─── RECORD EXCERPTS ───

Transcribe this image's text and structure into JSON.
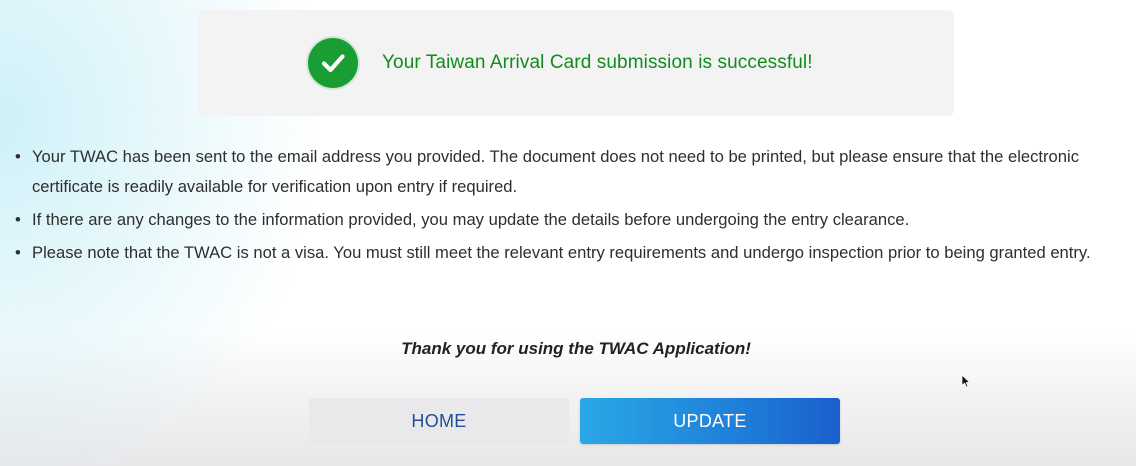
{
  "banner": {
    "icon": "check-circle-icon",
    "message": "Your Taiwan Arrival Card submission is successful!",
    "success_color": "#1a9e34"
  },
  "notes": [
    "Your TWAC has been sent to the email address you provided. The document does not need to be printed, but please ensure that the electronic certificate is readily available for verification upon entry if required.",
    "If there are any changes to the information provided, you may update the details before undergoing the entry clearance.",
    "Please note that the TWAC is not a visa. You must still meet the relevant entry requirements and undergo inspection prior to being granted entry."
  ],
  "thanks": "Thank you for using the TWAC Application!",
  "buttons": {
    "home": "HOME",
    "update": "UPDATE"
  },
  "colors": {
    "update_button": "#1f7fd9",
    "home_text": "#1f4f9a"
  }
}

───

PROBLEM REQUIREMENTS ▸ The records above should be reproduced exactly, with no pictures included.

PROBLEM SOLUTION ▸
Transcribe this image's text and structure into JSON.
{
  "banner": {
    "icon": "check-circle-icon",
    "message": "Your Taiwan Arrival Card submission is successful!",
    "success_color": "#1a9e34"
  },
  "notes": [
    "Your TWAC has been sent to the email address you provided. The document does not need to be printed, but please ensure that the electronic certificate is readily available for verification upon entry if required.",
    "If there are any changes to the information provided, you may update the details before undergoing the entry clearance.",
    "Please note that the TWAC is not a visa. You must still meet the relevant entry requirements and undergo inspection prior to being granted entry."
  ],
  "thanks": "Thank you for using the TWAC Application!",
  "buttons": {
    "home": "HOME",
    "update": "UPDATE"
  },
  "colors": {
    "update_button": "#1f7fd9",
    "home_text": "#1f4f9a"
  }
}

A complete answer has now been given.